"""
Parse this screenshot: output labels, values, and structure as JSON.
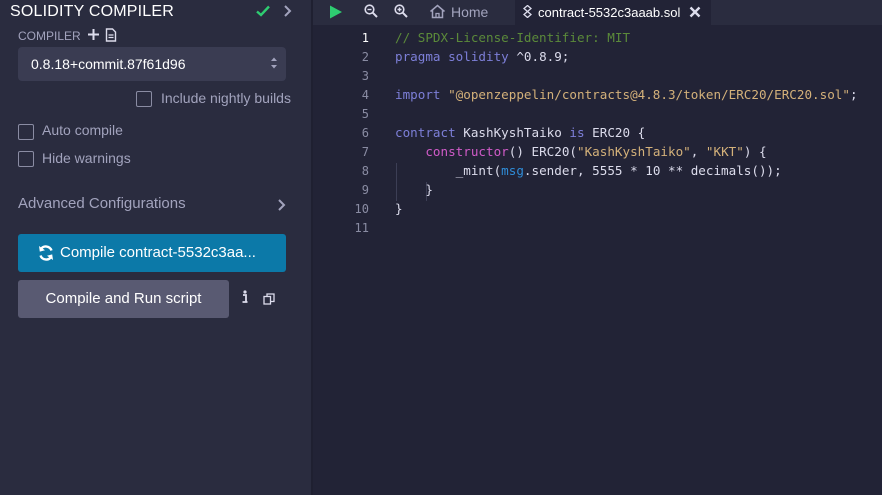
{
  "sidebar": {
    "title": "SOLIDITY COMPILER",
    "compiler_label": "COMPILER",
    "compiler_version": "0.8.18+commit.87f61d96",
    "include_nightly_label": "Include nightly builds",
    "auto_compile_label": "Auto compile",
    "hide_warnings_label": "Hide warnings",
    "advanced_label": "Advanced Configurations",
    "compile_button_label": "Compile contract-5532c3aa...",
    "run_script_button_label": "Compile and Run script"
  },
  "editor": {
    "home_tab_label": "Home",
    "active_tab_label": "contract-5532c3aaab.sol",
    "line_numbers": [
      "1",
      "2",
      "3",
      "4",
      "5",
      "6",
      "7",
      "8",
      "9",
      "10",
      "11"
    ],
    "code": {
      "l1": "// SPDX-License-Identifier: MIT",
      "l2_kw": "pragma solidity",
      "l2_rest": " ^0.8.9;",
      "l4_kw": "import",
      "l4_str": "\"@openzeppelin/contracts@4.8.3/token/ERC20/ERC20.sol\"",
      "l4_end": ";",
      "l6_kw": "contract",
      "l6_name": " KashKyshTaiko ",
      "l6_is": "is",
      "l6_rest": " ERC20 {",
      "l7_fn": "constructor",
      "l7_mid": "() ERC20(",
      "l7_s1": "\"KashKyshTaiko\"",
      "l7_comma": ", ",
      "l7_s2": "\"KKT\"",
      "l7_end": ") {",
      "l8_a": "_mint(",
      "l8_msg": "msg",
      "l8_rest": ".sender, 5555 * 10 ** decimals());",
      "l9": "}",
      "l10": "}"
    }
  },
  "colors": {
    "panel_bg": "#2a2c3f",
    "editor_bg": "#222336",
    "compile_button": "#0c79a8",
    "run_button": "#595a72",
    "check_green": "#2ecc71"
  }
}
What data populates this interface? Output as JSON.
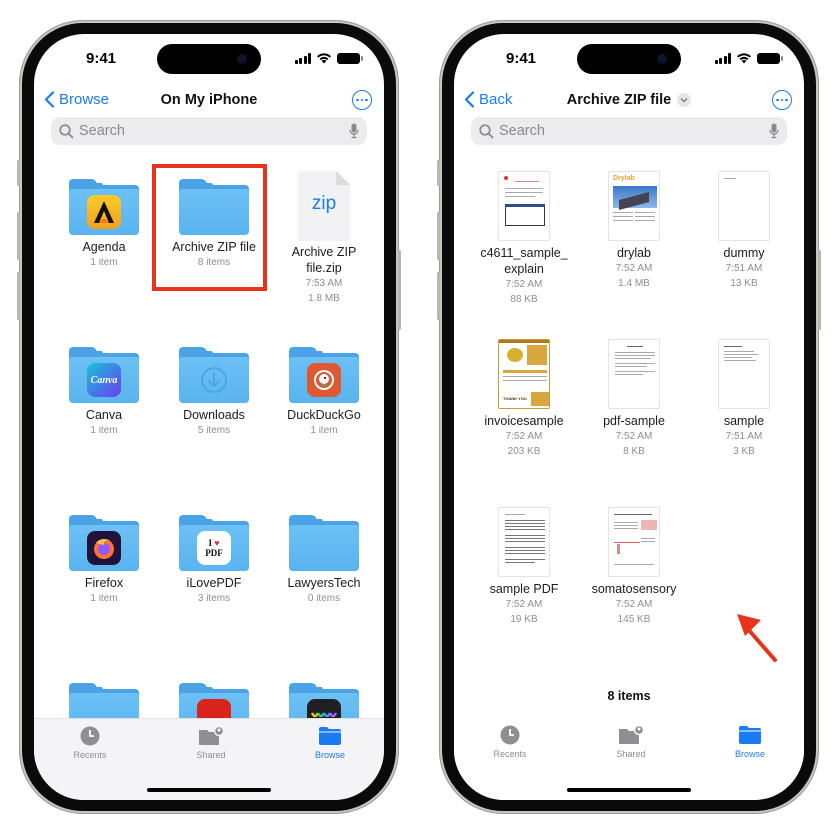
{
  "left_phone": {
    "status": {
      "time": "9:41"
    },
    "nav": {
      "back_label": "Browse",
      "title": "On My iPhone"
    },
    "search": {
      "placeholder": "Search"
    },
    "items": [
      {
        "name": "Agenda",
        "meta1": "1 item",
        "type": "folder",
        "app_icon": "agenda-icon"
      },
      {
        "name": "Archive ZIP file",
        "meta1": "8 items",
        "type": "folder",
        "highlighted": true
      },
      {
        "name": "Archive ZIP file.zip",
        "name_line1": "Archive ZIP",
        "name_line2": "file.zip",
        "meta1": "7:53 AM",
        "meta2": "1.8 MB",
        "type": "zip",
        "icon_text": "zip"
      },
      {
        "name": "Canva",
        "meta1": "1 item",
        "type": "folder",
        "app_icon": "canva-icon",
        "icon_text": "Canva"
      },
      {
        "name": "Downloads",
        "meta1": "5 items",
        "type": "folder",
        "app_icon": "download-icon"
      },
      {
        "name": "DuckDuckGo",
        "meta1": "1 item",
        "type": "folder",
        "app_icon": "duckduckgo-icon"
      },
      {
        "name": "Firefox",
        "meta1": "1 item",
        "type": "folder",
        "app_icon": "firefox-icon"
      },
      {
        "name": "iLovePDF",
        "meta1": "3 items",
        "type": "folder",
        "app_icon": "ilovepdf-icon",
        "icon_text": "I ♥ PDF"
      },
      {
        "name": "LawyersTech",
        "meta1": "0 items",
        "type": "folder"
      }
    ],
    "tabbar": [
      {
        "label": "Recents",
        "icon": "clock-icon"
      },
      {
        "label": "Shared",
        "icon": "shared-folder-icon"
      },
      {
        "label": "Browse",
        "icon": "folder-icon",
        "active": true
      }
    ]
  },
  "right_phone": {
    "status": {
      "time": "9:41"
    },
    "nav": {
      "back_label": "Back",
      "title": "Archive ZIP file"
    },
    "search": {
      "placeholder": "Search"
    },
    "items": [
      {
        "name_line1": "c4611_sample_",
        "name_line2": "explain",
        "meta1": "7:52 AM",
        "meta2": "88 KB"
      },
      {
        "name": "drylab",
        "meta1": "7:52 AM",
        "meta2": "1.4 MB",
        "thumb_text": "Drylab"
      },
      {
        "name": "dummy",
        "meta1": "7:51 AM",
        "meta2": "13 KB"
      },
      {
        "name": "invoicesample",
        "meta1": "7:52 AM",
        "meta2": "203 KB",
        "thumb_text": "THANK YOU"
      },
      {
        "name": "pdf-sample",
        "meta1": "7:52 AM",
        "meta2": "8 KB"
      },
      {
        "name": "sample",
        "meta1": "7:51 AM",
        "meta2": "3 KB"
      },
      {
        "name": "sample PDF",
        "meta1": "7:52 AM",
        "meta2": "19 KB"
      },
      {
        "name": "somatosensory",
        "meta1": "7:52 AM",
        "meta2": "145 KB"
      }
    ],
    "count_label": "8 items",
    "tabbar": [
      {
        "label": "Recents",
        "icon": "clock-icon"
      },
      {
        "label": "Shared",
        "icon": "shared-folder-icon"
      },
      {
        "label": "Browse",
        "icon": "folder-icon",
        "active": true
      }
    ]
  },
  "colors": {
    "accent": "#1a7cf0",
    "highlight": "#e8341c",
    "folder": "#5ab4ef"
  }
}
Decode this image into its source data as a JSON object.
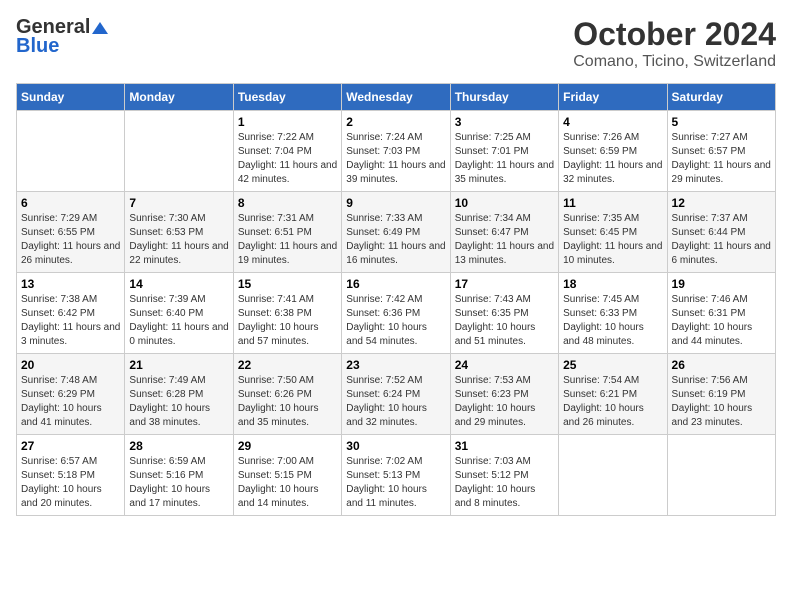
{
  "logo": {
    "general": "General",
    "blue": "Blue"
  },
  "header": {
    "month": "October 2024",
    "location": "Comano, Ticino, Switzerland"
  },
  "days_of_week": [
    "Sunday",
    "Monday",
    "Tuesday",
    "Wednesday",
    "Thursday",
    "Friday",
    "Saturday"
  ],
  "weeks": [
    [
      {
        "day": "",
        "info": ""
      },
      {
        "day": "",
        "info": ""
      },
      {
        "day": "1",
        "sunrise": "7:22 AM",
        "sunset": "7:04 PM",
        "daylight": "11 hours and 42 minutes."
      },
      {
        "day": "2",
        "sunrise": "7:24 AM",
        "sunset": "7:03 PM",
        "daylight": "11 hours and 39 minutes."
      },
      {
        "day": "3",
        "sunrise": "7:25 AM",
        "sunset": "7:01 PM",
        "daylight": "11 hours and 35 minutes."
      },
      {
        "day": "4",
        "sunrise": "7:26 AM",
        "sunset": "6:59 PM",
        "daylight": "11 hours and 32 minutes."
      },
      {
        "day": "5",
        "sunrise": "7:27 AM",
        "sunset": "6:57 PM",
        "daylight": "11 hours and 29 minutes."
      }
    ],
    [
      {
        "day": "6",
        "sunrise": "7:29 AM",
        "sunset": "6:55 PM",
        "daylight": "11 hours and 26 minutes."
      },
      {
        "day": "7",
        "sunrise": "7:30 AM",
        "sunset": "6:53 PM",
        "daylight": "11 hours and 22 minutes."
      },
      {
        "day": "8",
        "sunrise": "7:31 AM",
        "sunset": "6:51 PM",
        "daylight": "11 hours and 19 minutes."
      },
      {
        "day": "9",
        "sunrise": "7:33 AM",
        "sunset": "6:49 PM",
        "daylight": "11 hours and 16 minutes."
      },
      {
        "day": "10",
        "sunrise": "7:34 AM",
        "sunset": "6:47 PM",
        "daylight": "11 hours and 13 minutes."
      },
      {
        "day": "11",
        "sunrise": "7:35 AM",
        "sunset": "6:45 PM",
        "daylight": "11 hours and 10 minutes."
      },
      {
        "day": "12",
        "sunrise": "7:37 AM",
        "sunset": "6:44 PM",
        "daylight": "11 hours and 6 minutes."
      }
    ],
    [
      {
        "day": "13",
        "sunrise": "7:38 AM",
        "sunset": "6:42 PM",
        "daylight": "11 hours and 3 minutes."
      },
      {
        "day": "14",
        "sunrise": "7:39 AM",
        "sunset": "6:40 PM",
        "daylight": "11 hours and 0 minutes."
      },
      {
        "day": "15",
        "sunrise": "7:41 AM",
        "sunset": "6:38 PM",
        "daylight": "10 hours and 57 minutes."
      },
      {
        "day": "16",
        "sunrise": "7:42 AM",
        "sunset": "6:36 PM",
        "daylight": "10 hours and 54 minutes."
      },
      {
        "day": "17",
        "sunrise": "7:43 AM",
        "sunset": "6:35 PM",
        "daylight": "10 hours and 51 minutes."
      },
      {
        "day": "18",
        "sunrise": "7:45 AM",
        "sunset": "6:33 PM",
        "daylight": "10 hours and 48 minutes."
      },
      {
        "day": "19",
        "sunrise": "7:46 AM",
        "sunset": "6:31 PM",
        "daylight": "10 hours and 44 minutes."
      }
    ],
    [
      {
        "day": "20",
        "sunrise": "7:48 AM",
        "sunset": "6:29 PM",
        "daylight": "10 hours and 41 minutes."
      },
      {
        "day": "21",
        "sunrise": "7:49 AM",
        "sunset": "6:28 PM",
        "daylight": "10 hours and 38 minutes."
      },
      {
        "day": "22",
        "sunrise": "7:50 AM",
        "sunset": "6:26 PM",
        "daylight": "10 hours and 35 minutes."
      },
      {
        "day": "23",
        "sunrise": "7:52 AM",
        "sunset": "6:24 PM",
        "daylight": "10 hours and 32 minutes."
      },
      {
        "day": "24",
        "sunrise": "7:53 AM",
        "sunset": "6:23 PM",
        "daylight": "10 hours and 29 minutes."
      },
      {
        "day": "25",
        "sunrise": "7:54 AM",
        "sunset": "6:21 PM",
        "daylight": "10 hours and 26 minutes."
      },
      {
        "day": "26",
        "sunrise": "7:56 AM",
        "sunset": "6:19 PM",
        "daylight": "10 hours and 23 minutes."
      }
    ],
    [
      {
        "day": "27",
        "sunrise": "6:57 AM",
        "sunset": "5:18 PM",
        "daylight": "10 hours and 20 minutes."
      },
      {
        "day": "28",
        "sunrise": "6:59 AM",
        "sunset": "5:16 PM",
        "daylight": "10 hours and 17 minutes."
      },
      {
        "day": "29",
        "sunrise": "7:00 AM",
        "sunset": "5:15 PM",
        "daylight": "10 hours and 14 minutes."
      },
      {
        "day": "30",
        "sunrise": "7:02 AM",
        "sunset": "5:13 PM",
        "daylight": "10 hours and 11 minutes."
      },
      {
        "day": "31",
        "sunrise": "7:03 AM",
        "sunset": "5:12 PM",
        "daylight": "10 hours and 8 minutes."
      },
      {
        "day": "",
        "info": ""
      },
      {
        "day": "",
        "info": ""
      }
    ]
  ],
  "labels": {
    "sunrise": "Sunrise:",
    "sunset": "Sunset:",
    "daylight": "Daylight:"
  }
}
"""
## Given instruction
Using the listing above, locate the lines that hold "file" and copy each one.

## Worked answer
        "name": "Archive ZIP file",
        "name": "Archive ZIP file.zip",
        "name_line2": "file.zip",
      "title": "Archive ZIP file"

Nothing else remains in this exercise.